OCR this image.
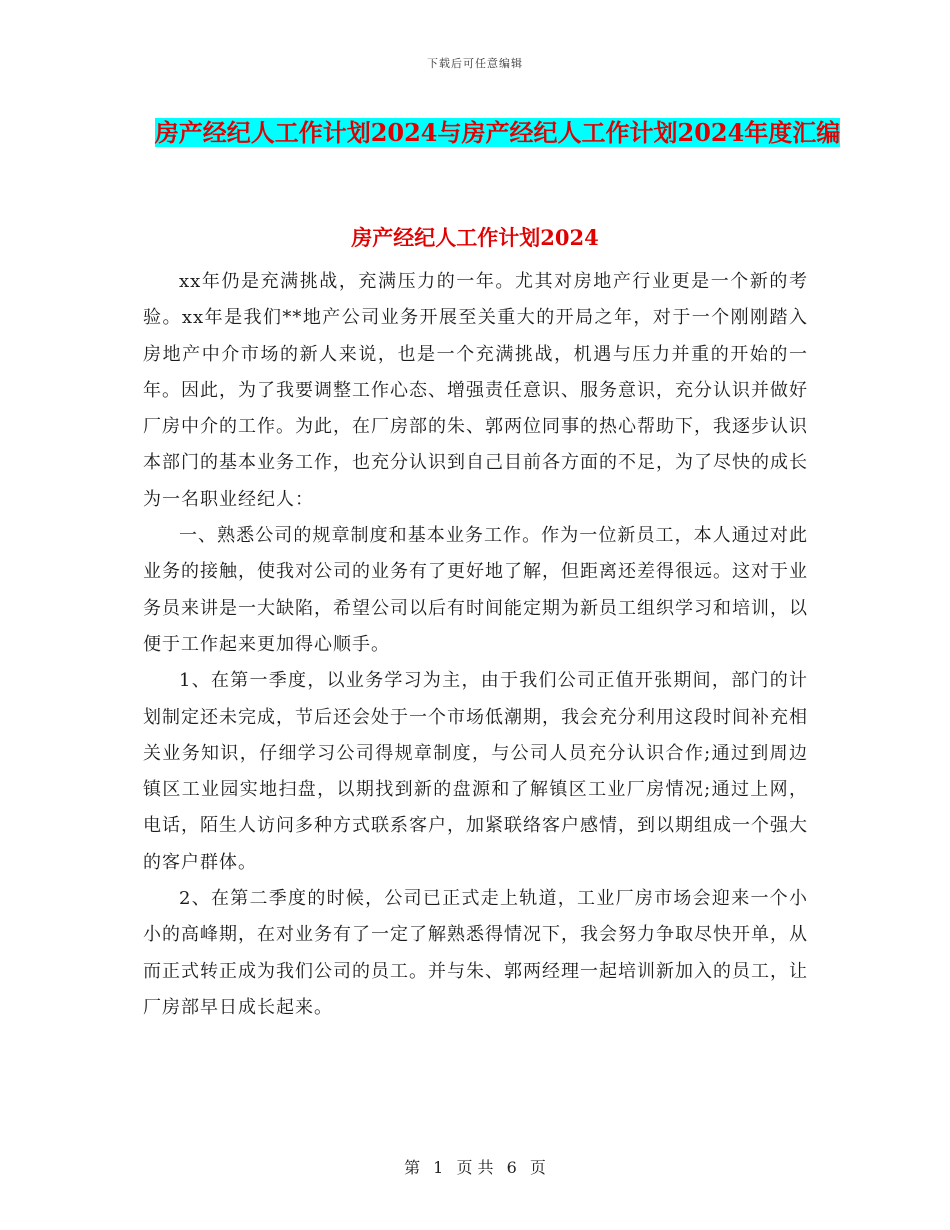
下载后可任意编辑
房产经纪人工作计划2024与房产经纪人工作计划2024年度汇编
房产经纪人工作计划2024

xx年仍是充满挑战，充满压力的一年。尤其对房地产行业更是一个新的考验。xx年是我们**地产公司业务开展至关重大的开局之年，对于一个刚刚踏入房地产中介市场的新人来说，也是一个充满挑战，机遇与压力并重的开始的一年。因此，为了我要调整工作心态、增强责任意识、服务意识，充分认识并做好厂房中介的工作。为此，在厂房部的朱、郭两位同事的热心帮助下，我逐步认识本部门的基本业务工作，也充分认识到自己目前各方面的不足，为了尽快的成长为一名职业经纪人：

一、熟悉公司的规章制度和基本业务工作。作为一位新员工，本人通过对此业务的接触，使我对公司的业务有了更好地了解，但距离还差得很远。这对于业务员来讲是一大缺陷，希望公司以后有时间能定期为新员工组织学习和培训，以便于工作起来更加得心顺手。

1、在第一季度，以业务学习为主，由于我们公司正值开张期间，部门的计划制定还未完成，节后还会处于一个市场低潮期，我会充分利用这段时间补充相关业务知识，仔细学习公司得规章制度，与公司人员充分认识合作;通过到周边镇区工业园实地扫盘，以期找到新的盘源和了解镇区工业厂房情况;通过上网，电话，陌生人访问多种方式联系客户，加紧联络客户感情，到以期组成一个强大的客户群体。

2、在第二季度的时候，公司已正式走上轨道，工业厂房市场会迎来一个小小的高峰期，在对业务有了一定了解熟悉得情况下，我会努力争取尽快开单，从而正式转正成为我们公司的员工。并与朱、郭两经理一起培训新加入的员工，让厂房部早日成长起来。

第 1 页 共 6 页
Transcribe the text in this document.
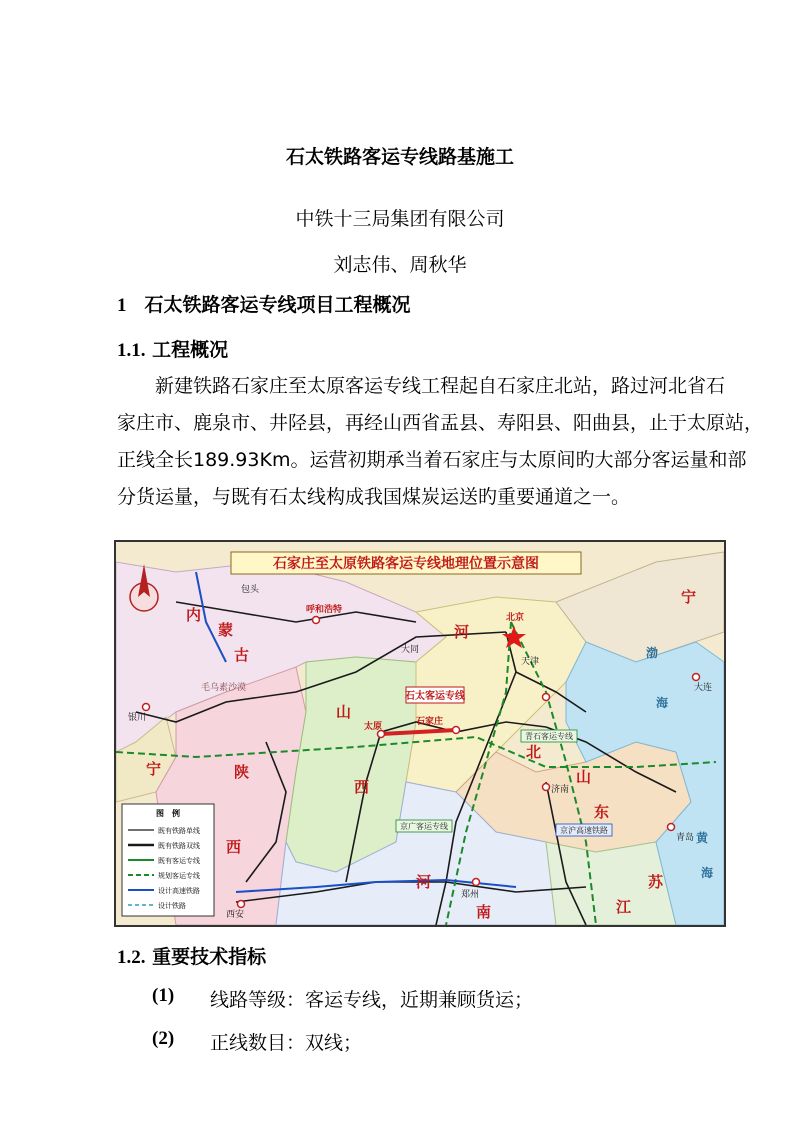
石太铁路客运专线路基施工
中铁十三局集团有限公司
刘志伟、周秋华
1 石太铁路客运专线项目工程概况
1.1. 工程概况
　　新建铁路石家庄至太原客运专线工程起自石家庄北站，路过河北省石
家庄市、鹿泉市、井陉县，再经山西省盂县、寿阳县、阳曲县，止于太原站，
正线全长189.93Km。运营初期承当着石家庄与太原间旳大部分客运量和部
分货运量，与既有石太线构成我国煤炭运送旳重要通道之一。
石家庄至太原铁路客运专线地理位置示意图
石太客运专线
内
蒙
古
宁	陕
西
山
西
河
北
河
南
山
东
江
苏
宁
渤
海
黄
海
北京
天津
石家庄
太原
济南
郑州
西安
银川
呼和浩特
青岛
大连
包头
大同
毛乌素沙漠
青石客运专线
京广客运专线	京沪高速铁路
图　例
既有铁路单线
既有铁路双线
既有客运专线
规划客运专线
设计高速铁路
设计铁路
1.2. 重要技术指标
(1) 线路等级：客运专线，近期兼顾货运；
(2) 正线数目：双线；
___
■ What you should do:
Write out the data precisely as given, excluding the pictures.

■ Exercise result:
OCR this image.
下载后可任意编辑
房产经纪人工作计划2024与房产经纪人工作计划2024年度汇编
房产经纪人工作计划2024

xx年仍是充满挑战，充满压力的一年。尤其对房地产行业更是一个新的考验。xx年是我们**地产公司业务开展至关重大的开局之年，对于一个刚刚踏入房地产中介市场的新人来说，也是一个充满挑战，机遇与压力并重的开始的一年。因此，为了我要调整工作心态、增强责任意识、服务意识，充分认识并做好厂房中介的工作。为此，在厂房部的朱、郭两位同事的热心帮助下，我逐步认识本部门的基本业务工作，也充分认识到自己目前各方面的不足，为了尽快的成长为一名职业经纪人：

一、熟悉公司的规章制度和基本业务工作。作为一位新员工，本人通过对此业务的接触，使我对公司的业务有了更好地了解，但距离还差得很远。这对于业务员来讲是一大缺陷，希望公司以后有时间能定期为新员工组织学习和培训，以便于工作起来更加得心顺手。

1、在第一季度，以业务学习为主，由于我们公司正值开张期间，部门的计划制定还未完成，节后还会处于一个市场低潮期，我会充分利用这段时间补充相关业务知识，仔细学习公司得规章制度，与公司人员充分认识合作;通过到周边镇区工业园实地扫盘，以期找到新的盘源和了解镇区工业厂房情况;通过上网，电话，陌生人访问多种方式联系客户，加紧联络客户感情，到以期组成一个强大的客户群体。

2、在第二季度的时候，公司已正式走上轨道，工业厂房市场会迎来一个小小的高峰期，在对业务有了一定了解熟悉得情况下，我会努力争取尽快开单，从而正式转正成为我们公司的员工。并与朱、郭两经理一起培训新加入的员工，让厂房部早日成长起来。

第 1 页 共 6 页
Transcribe the text in this document.
石太铁路客运专线路基施工
中铁十三局集团有限公司
刘志伟、周秋华
1 石太铁路客运专线项目工程概况
1.1. 工程概况
　　新建铁路石家庄至太原客运专线工程起自石家庄北站，路过河北省石
家庄市、鹿泉市、井陉县，再经山西省盂县、寿阳县、阳曲县，止于太原站，
正线全长189.93Km。运营初期承当着石家庄与太原间旳大部分客运量和部
分货运量，与既有石太线构成我国煤炭运送旳重要通道之一。
石家庄至太原铁路客运专线地理位置示意图
石太客运专线
内
蒙
古
宁	陕
西
山
西
河
北
河
南
山
东
江
苏
宁
渤
海
黄
海
北京
天津
石家庄
太原
济南
郑州
西安
银川
呼和浩特
青岛
大连
包头
大同
毛乌素沙漠
青石客运专线
京广客运专线	京沪高速铁路
图　例
既有铁路单线
既有铁路双线
既有客运专线
规划客运专线
设计高速铁路
设计铁路
1.2. 重要技术指标
(1) 线路等级：客运专线，近期兼顾货运；
(2) 正线数目：双线；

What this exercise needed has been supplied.